*** Records for the task

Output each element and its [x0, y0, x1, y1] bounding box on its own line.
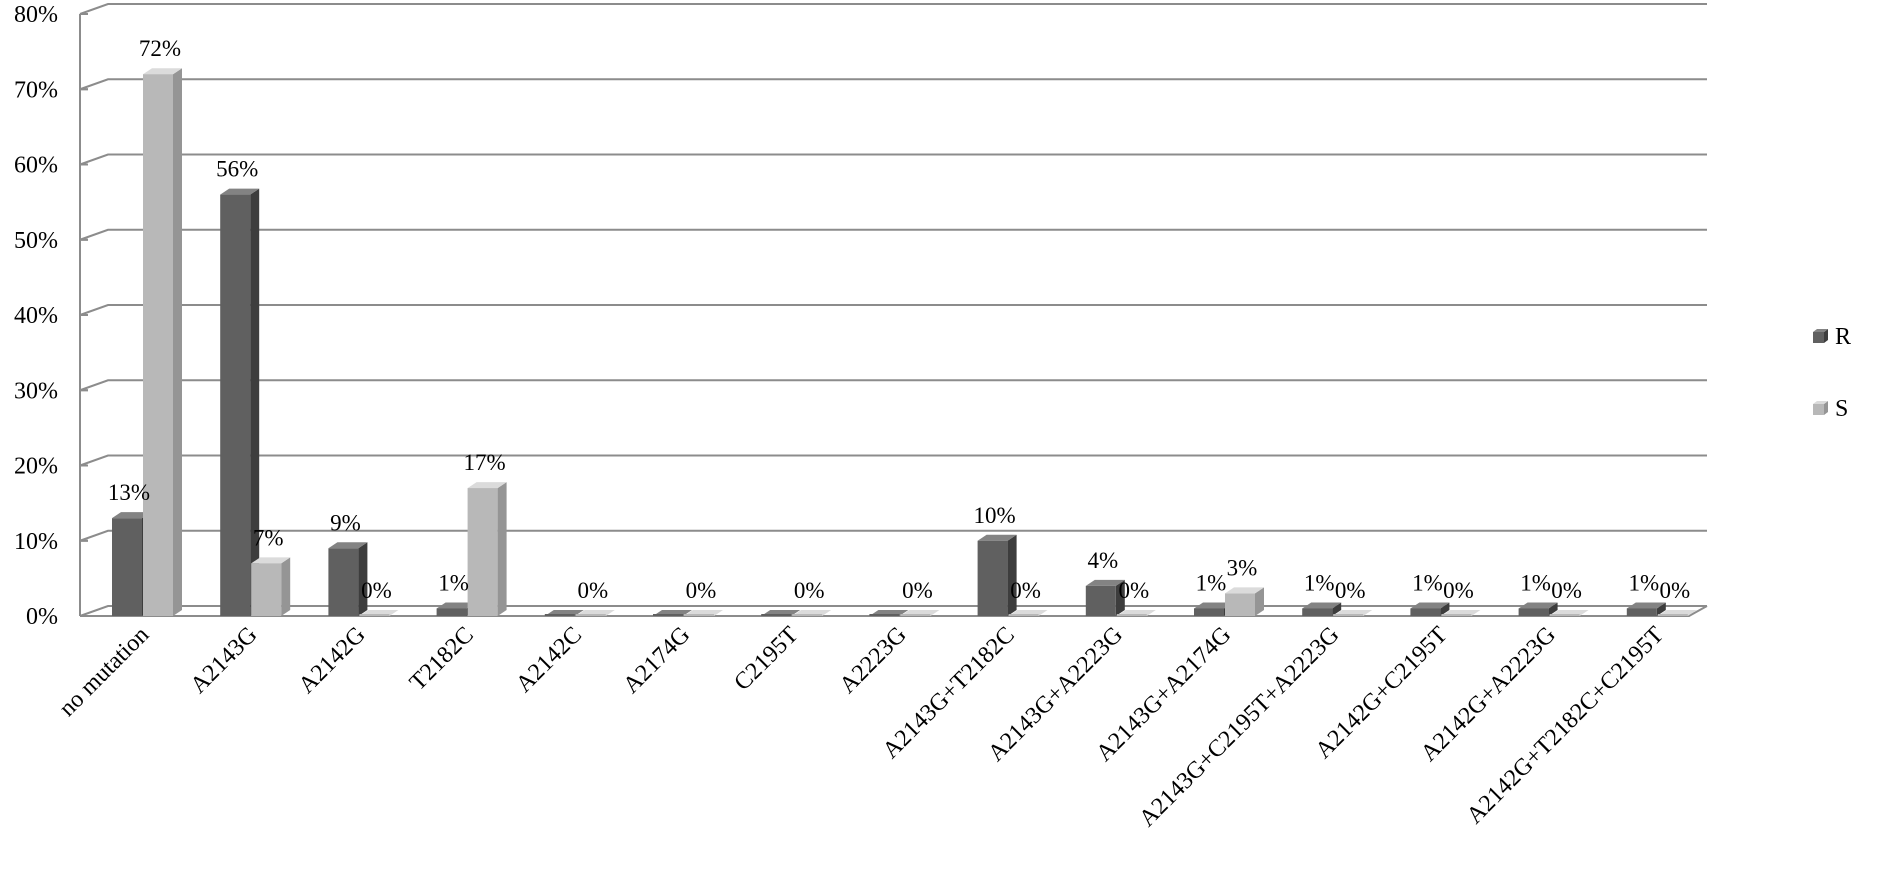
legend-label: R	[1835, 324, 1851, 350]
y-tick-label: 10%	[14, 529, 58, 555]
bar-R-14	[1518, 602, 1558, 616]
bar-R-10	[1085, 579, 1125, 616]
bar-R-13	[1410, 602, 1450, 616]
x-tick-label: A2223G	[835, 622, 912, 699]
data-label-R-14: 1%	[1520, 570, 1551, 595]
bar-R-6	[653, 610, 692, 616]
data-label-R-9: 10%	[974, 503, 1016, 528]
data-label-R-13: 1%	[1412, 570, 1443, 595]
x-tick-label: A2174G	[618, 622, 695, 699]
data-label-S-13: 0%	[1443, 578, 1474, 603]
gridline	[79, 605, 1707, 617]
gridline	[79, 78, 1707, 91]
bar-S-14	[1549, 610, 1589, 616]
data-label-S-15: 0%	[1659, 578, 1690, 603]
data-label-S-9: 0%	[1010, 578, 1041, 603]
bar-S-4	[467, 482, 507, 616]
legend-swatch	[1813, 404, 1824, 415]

******

## Objective
Reproduce every line of the data above verbatim, omitting the picture.

## Written answer
Output each element and its [x0, y0, x1, y1] bounding box on its own line.
legend-label: R	[1835, 324, 1851, 350]
y-tick-label: 10%	[14, 529, 58, 555]
bar-R-14	[1518, 602, 1558, 616]
bar-R-10	[1085, 579, 1125, 616]
bar-R-13	[1410, 602, 1450, 616]
x-tick-label: A2223G	[835, 622, 912, 699]
data-label-R-14: 1%	[1520, 570, 1551, 595]
bar-R-6	[653, 610, 692, 616]
data-label-R-9: 10%	[974, 503, 1016, 528]
data-label-R-13: 1%	[1412, 570, 1443, 595]
x-tick-label: A2174G	[618, 622, 695, 699]
data-label-S-13: 0%	[1443, 578, 1474, 603]
gridline	[79, 605, 1707, 617]
gridline	[79, 78, 1707, 91]
bar-S-14	[1549, 610, 1589, 616]
data-label-S-15: 0%	[1659, 578, 1690, 603]
data-label-S-9: 0%	[1010, 578, 1041, 603]
bar-S-4	[467, 482, 507, 616]
legend-swatch	[1813, 404, 1824, 415]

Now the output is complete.